» Stated task: Output the material word for word. Leave each picture out.

» Records to process:
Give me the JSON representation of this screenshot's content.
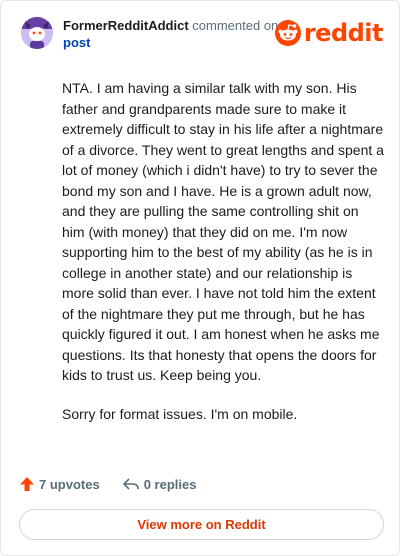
{
  "header": {
    "author": "FormerRedditAddict",
    "action_text": "commented on",
    "post_link": "post",
    "logo_text": "reddit"
  },
  "comment": {
    "paragraphs": [
      "NTA. I am having a similar talk with my son. His father and grandparents made sure to make it extremely difficult to stay in his life after a nightmare of a divorce. They went to great lengths and spent a lot of money (which i didn't have) to try to sever the bond my son and I have. He is a grown adult now, and they are pulling the same controlling shit on him (with money) that they did on me. I'm now supporting him to the best of my ability (as he is in college in another state) and our relationship is more solid than ever. I have not told him the extent of the nightmare they put me through, but he has quickly figured it out. I am honest when he asks me questions. Its that honesty that opens the doors for kids to trust us. Keep being you.",
      "Sorry for format issues. I'm on mobile."
    ]
  },
  "actions": {
    "upvotes": "7 upvotes",
    "replies": "0 replies"
  },
  "footer": {
    "view_more": "View more on Reddit"
  },
  "colors": {
    "brand": "#ff4500",
    "link": "#0045ac",
    "muted": "#576f76"
  },
  "icons": {
    "avatar": "avatar-image",
    "logo": "reddit-snoo-icon",
    "upvote": "upvote-arrow-icon",
    "reply": "reply-arrow-icon"
  }
}
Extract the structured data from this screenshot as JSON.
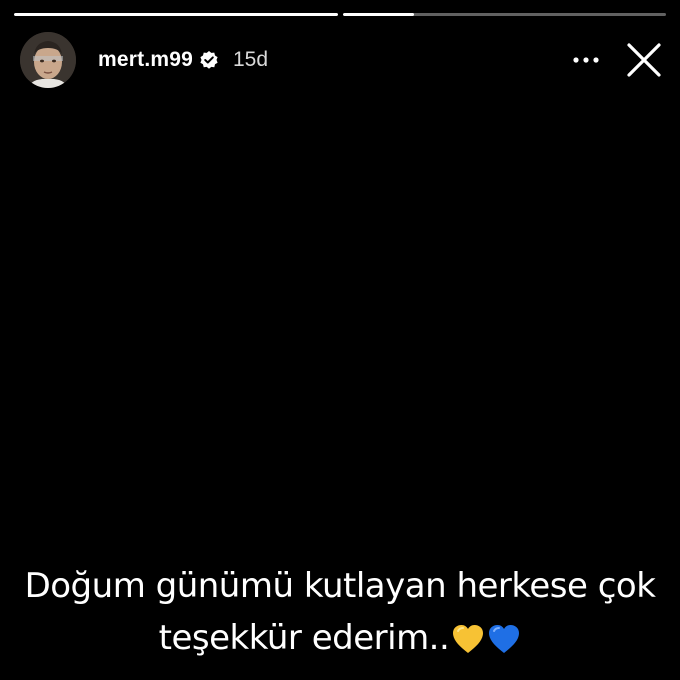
{
  "story": {
    "progress": [
      {
        "segment": 1,
        "filled": 1.0
      },
      {
        "segment": 2,
        "filled": 0.22
      }
    ],
    "username": "mert.m99",
    "verified": true,
    "time_ago": "15d",
    "more_icon": "more-horizontal-icon",
    "close_icon": "close-icon",
    "caption_line1": "Doğum günümü kutlayan herkese çok",
    "caption_line2": "teşekkür ederim..",
    "caption_emojis": [
      "yellow-heart",
      "blue-heart"
    ]
  },
  "colors": {
    "background": "#000000",
    "text": "#ffffff",
    "verified_badge": "#ffffff",
    "yellow_heart": "#f7c234",
    "blue_heart": "#1f6fe5"
  }
}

» Output for this task:
Give me the JSON representation of this screenshot's content.
{
  "header": {
    "author": "FormerRedditAddict",
    "action_text": "commented on",
    "post_link": "post",
    "logo_text": "reddit"
  },
  "comment": {
    "paragraphs": [
      "NTA. I am having a similar talk with my son. His father and grandparents made sure to make it extremely difficult to stay in his life after a nightmare of a divorce. They went to great lengths and spent a lot of money (which i didn't have) to try to sever the bond my son and I have. He is a grown adult now, and they are pulling the same controlling shit on him (with money) that they did on me. I'm now supporting him to the best of my ability (as he is in college in another state) and our relationship is more solid than ever. I have not told him the extent of the nightmare they put me through, but he has quickly figured it out. I am honest when he asks me questions. Its that honesty that opens the doors for kids to trust us. Keep being you.",
      "Sorry for format issues. I'm on mobile."
    ]
  },
  "actions": {
    "upvotes": "7 upvotes",
    "replies": "0 replies"
  },
  "footer": {
    "view_more": "View more on Reddit"
  },
  "colors": {
    "brand": "#ff4500",
    "link": "#0045ac",
    "muted": "#576f76"
  },
  "icons": {
    "avatar": "avatar-image",
    "logo": "reddit-snoo-icon",
    "upvote": "upvote-arrow-icon",
    "reply": "reply-arrow-icon"
  }
}
Extract the structured data from this screenshot as JSON.
{
  "story": {
    "progress": [
      {
        "segment": 1,
        "filled": 1.0
      },
      {
        "segment": 2,
        "filled": 0.22
      }
    ],
    "username": "mert.m99",
    "verified": true,
    "time_ago": "15d",
    "more_icon": "more-horizontal-icon",
    "close_icon": "close-icon",
    "caption_line1": "Doğum günümü kutlayan herkese çok",
    "caption_line2": "teşekkür ederim..",
    "caption_emojis": [
      "yellow-heart",
      "blue-heart"
    ]
  },
  "colors": {
    "background": "#000000",
    "text": "#ffffff",
    "verified_badge": "#ffffff",
    "yellow_heart": "#f7c234",
    "blue_heart": "#1f6fe5"
  }
}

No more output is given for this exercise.